## DOCUMENT EXTRACT
##############################
DOI: https://doi.org/10.4097/kjae.1968.1.1.31   
Arterial Oxygen Saturation following Endotracheal Intubation, Extubation and Suction during General Anesthesia.
Dong Ho Park, Choon Hee Lee, Hung Kun Oh
Department of Anesthesiology, Yonsei University College of Medicine, Seoul, Korea.
Using Water's-X-350 ear oximeter, arterial oxygen saturation was measured during the entire course of general anesthesia with particular reference to endotracheal intubation, extubation and suction in 17 patients, who were grouped into six according to the method of oxygenation. In all patients anesthesia was induced with mtravenous thiopental and subsequent endotracheal intubation was performed with the aid of intravenous succinylcholine. Arterial oxygen saturation was also measured following breath-holding in conscious subjects. The results are as follows: (1) In all patients who were not ventilated with oxygen either prior to or during anesthetic induction, sharp decrease in arterial oxygen saturation was observed during induction of anesthesia and particularly following endotracheal intubation. 2) No significant decrease in arterial oxygen saturation was noted in patients, who were not ventilated with oxygen prior to but during anesthetic induction, either during induction of anesthesia or following endotracheal intubation. (3) In the aboves preanesthetic deep breathing did not considerably improve the arterial oxygenation during anesthesia. (4) In cases for whom preanesthetic denitrogenation had been performed with highf low oxygen but no oxygen was administered during anesthetic induction, there occurred no significant decrease in arterial oxygen saturation not only during induction of anesthesia but also after endotracheal intubation. The authors believe that this anesthetic technique the most recommendable one for the patient with full stomach. (5) In normally oxygenated states, suctioning did not cause any significant fall in arterial oxygen saturation. (6) In view of the likelihood of laryngospasm in conjunction with endotracheal extubation, the authors recommend to perform tracheobroncheal toilet only under normal oxygenation to avoid and minimize hypoxia.
##############################
## SUPPLIED ENTRIES

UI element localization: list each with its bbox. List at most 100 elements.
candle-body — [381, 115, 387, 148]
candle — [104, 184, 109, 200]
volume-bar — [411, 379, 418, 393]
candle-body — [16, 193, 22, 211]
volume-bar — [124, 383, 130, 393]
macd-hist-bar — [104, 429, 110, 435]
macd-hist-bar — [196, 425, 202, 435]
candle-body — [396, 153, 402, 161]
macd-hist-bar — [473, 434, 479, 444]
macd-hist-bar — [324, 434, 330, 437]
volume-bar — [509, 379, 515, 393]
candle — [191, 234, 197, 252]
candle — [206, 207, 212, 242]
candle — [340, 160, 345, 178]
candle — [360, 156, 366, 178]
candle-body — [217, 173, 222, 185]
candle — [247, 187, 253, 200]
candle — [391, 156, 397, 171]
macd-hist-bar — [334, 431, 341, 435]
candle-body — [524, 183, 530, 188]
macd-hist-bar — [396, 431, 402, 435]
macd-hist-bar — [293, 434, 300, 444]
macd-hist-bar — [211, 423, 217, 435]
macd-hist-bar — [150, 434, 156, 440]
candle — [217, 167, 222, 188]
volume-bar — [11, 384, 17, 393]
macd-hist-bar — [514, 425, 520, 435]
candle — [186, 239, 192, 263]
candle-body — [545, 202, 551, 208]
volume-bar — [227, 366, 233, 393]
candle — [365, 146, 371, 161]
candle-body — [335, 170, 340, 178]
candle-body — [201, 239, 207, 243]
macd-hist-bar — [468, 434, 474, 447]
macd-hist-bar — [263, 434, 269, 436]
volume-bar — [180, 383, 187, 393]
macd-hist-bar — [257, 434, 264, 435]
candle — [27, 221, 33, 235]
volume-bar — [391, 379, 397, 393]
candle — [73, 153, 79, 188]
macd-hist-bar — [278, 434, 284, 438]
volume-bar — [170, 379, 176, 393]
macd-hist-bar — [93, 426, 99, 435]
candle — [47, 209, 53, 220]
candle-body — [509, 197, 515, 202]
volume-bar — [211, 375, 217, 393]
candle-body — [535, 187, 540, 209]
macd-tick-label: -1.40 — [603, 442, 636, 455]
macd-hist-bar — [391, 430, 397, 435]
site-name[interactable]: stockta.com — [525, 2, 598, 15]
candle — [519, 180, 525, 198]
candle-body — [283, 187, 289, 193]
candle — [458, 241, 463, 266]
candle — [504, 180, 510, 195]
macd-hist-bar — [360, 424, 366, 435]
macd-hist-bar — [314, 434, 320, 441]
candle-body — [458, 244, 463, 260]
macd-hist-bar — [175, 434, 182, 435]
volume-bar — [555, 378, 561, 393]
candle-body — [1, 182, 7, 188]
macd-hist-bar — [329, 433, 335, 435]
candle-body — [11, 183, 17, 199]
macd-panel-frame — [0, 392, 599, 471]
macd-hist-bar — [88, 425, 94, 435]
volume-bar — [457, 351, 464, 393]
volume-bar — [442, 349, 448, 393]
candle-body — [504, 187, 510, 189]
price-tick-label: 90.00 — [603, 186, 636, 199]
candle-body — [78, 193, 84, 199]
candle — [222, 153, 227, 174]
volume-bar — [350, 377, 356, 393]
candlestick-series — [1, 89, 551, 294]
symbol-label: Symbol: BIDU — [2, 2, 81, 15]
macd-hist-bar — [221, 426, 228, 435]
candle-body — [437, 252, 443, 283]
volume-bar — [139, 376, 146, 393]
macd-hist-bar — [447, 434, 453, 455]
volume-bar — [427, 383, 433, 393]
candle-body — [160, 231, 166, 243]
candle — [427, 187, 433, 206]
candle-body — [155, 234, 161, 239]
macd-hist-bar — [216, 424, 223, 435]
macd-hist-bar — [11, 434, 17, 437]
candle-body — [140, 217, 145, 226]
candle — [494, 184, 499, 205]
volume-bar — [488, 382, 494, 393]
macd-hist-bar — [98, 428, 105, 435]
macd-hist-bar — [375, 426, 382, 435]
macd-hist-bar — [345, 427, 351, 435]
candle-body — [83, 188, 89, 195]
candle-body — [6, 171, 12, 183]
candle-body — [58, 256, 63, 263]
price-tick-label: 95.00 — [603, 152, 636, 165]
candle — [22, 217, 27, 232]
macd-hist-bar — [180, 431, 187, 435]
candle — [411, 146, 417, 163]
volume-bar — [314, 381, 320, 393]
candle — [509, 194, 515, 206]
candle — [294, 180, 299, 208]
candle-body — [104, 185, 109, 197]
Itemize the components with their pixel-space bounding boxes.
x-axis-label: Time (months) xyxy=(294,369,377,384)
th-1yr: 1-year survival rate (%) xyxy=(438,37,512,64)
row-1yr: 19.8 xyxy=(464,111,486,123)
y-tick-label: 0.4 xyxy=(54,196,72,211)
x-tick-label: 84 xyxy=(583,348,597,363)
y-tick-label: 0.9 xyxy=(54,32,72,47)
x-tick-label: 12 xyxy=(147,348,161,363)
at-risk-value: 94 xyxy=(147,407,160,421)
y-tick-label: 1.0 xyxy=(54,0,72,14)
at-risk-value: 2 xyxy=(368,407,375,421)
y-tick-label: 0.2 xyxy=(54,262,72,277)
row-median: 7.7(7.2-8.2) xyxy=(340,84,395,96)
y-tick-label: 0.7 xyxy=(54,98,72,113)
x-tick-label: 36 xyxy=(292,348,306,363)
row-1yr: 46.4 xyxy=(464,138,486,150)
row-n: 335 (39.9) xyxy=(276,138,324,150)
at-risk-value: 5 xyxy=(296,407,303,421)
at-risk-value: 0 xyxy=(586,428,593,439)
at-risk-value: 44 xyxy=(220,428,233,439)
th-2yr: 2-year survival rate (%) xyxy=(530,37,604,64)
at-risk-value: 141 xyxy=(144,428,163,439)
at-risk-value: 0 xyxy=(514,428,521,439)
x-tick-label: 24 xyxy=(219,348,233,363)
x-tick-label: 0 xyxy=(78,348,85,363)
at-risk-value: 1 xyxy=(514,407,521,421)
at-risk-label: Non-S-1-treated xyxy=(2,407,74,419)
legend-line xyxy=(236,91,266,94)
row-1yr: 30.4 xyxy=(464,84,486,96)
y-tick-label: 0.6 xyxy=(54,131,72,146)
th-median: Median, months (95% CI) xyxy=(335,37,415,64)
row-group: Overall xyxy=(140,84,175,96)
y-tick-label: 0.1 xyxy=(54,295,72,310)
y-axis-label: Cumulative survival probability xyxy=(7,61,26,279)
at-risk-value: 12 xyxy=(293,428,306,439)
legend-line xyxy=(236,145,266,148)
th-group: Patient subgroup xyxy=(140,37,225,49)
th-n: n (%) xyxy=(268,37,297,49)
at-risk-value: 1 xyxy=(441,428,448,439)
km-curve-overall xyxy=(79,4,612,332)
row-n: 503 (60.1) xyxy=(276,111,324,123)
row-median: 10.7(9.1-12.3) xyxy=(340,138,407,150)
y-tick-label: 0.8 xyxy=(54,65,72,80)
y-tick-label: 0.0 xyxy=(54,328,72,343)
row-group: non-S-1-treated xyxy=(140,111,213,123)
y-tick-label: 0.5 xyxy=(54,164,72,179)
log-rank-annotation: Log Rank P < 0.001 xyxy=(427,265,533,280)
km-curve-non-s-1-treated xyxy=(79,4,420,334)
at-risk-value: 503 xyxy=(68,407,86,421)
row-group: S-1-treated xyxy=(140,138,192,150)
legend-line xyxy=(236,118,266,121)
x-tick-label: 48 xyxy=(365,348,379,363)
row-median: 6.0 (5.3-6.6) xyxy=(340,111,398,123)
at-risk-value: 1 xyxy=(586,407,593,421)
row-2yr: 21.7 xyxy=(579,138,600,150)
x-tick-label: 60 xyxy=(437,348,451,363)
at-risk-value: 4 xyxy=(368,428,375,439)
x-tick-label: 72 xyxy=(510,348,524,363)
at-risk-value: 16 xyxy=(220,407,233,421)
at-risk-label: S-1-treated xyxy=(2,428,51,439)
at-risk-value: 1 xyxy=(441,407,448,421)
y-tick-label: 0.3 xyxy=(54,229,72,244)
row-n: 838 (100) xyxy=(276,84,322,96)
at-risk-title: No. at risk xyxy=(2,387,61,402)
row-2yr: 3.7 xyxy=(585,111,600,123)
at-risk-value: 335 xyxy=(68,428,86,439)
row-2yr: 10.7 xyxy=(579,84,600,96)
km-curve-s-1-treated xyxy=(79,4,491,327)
##############################
## TASK 1
Rewrite the paragraph of the oxygen saturation study that begins "Using Water's-X-350 ear oximeter" as a bulleted list of its main facts.
## TASK 2
Answer these questions from the oxygen saturation study:
(a) Which university's department of anesthesiology is listed for the authors?
(b) How many patients were studied, and into how many groups were they divided?
(c) What drug was used intravenously to induce anesthesia?
## TASK 3
Duplicate the passage of the oxygen saturation study starting at "DOI: https://d" and ending at "during General Anesthesia.".

## PROBLEM SOLUTION 1
- Arterial oxygen saturation was measured with a Water's-X-350 ear oximeter throughout general anesthesia in 17 patients. Measurements focused on endotracheal intubation, extubation and suction.
- The patients were divided into six groups by method of oxygenation.
- All patients were induced with intravenous thiopental. They were intubated with the aid of intravenous succinylcholine.
- Saturation was also measured after breath-holding in conscious subjects.
- Patients not ventilated with oxygen before or during induction showed a sharp drop in saturation during induction, especially after intubation.
- Patients given oxygen during induction but not before it showed no significant drop, either during induction or after intubation.
- In these patients, preanesthetic deep breathing did not considerably improve oxygenation during anesthesia.
- Patients who had preanesthetic denitrogenation with high-flow oxygen but no oxygen during induction showed no significant drop during induction or after intubation. The authors consider this technique the most recommendable for patients with a full stomach.
- Under normal oxygenation, suctioning caused no significant fall in saturation.
- Because laryngospasm is likely with extubation, the authors recommend tracheobronchial toilet only under normal oxygenation, to avoid and minimize hypoxia.

## PROBLEM SOLUTION 2
(a) Yonsei University College of Medicine, in Seoul, Korea.
(b) 17 patients, divided into six groups.
(c) Thiopental.

## PROBLEM SOLUTION 3
DOI: https://doi.org/10.4097/kjae.1968.1.1.31   
Arterial Oxygen Saturation following Endotracheal Intubation, Extubation and Suction during General Anesthesia.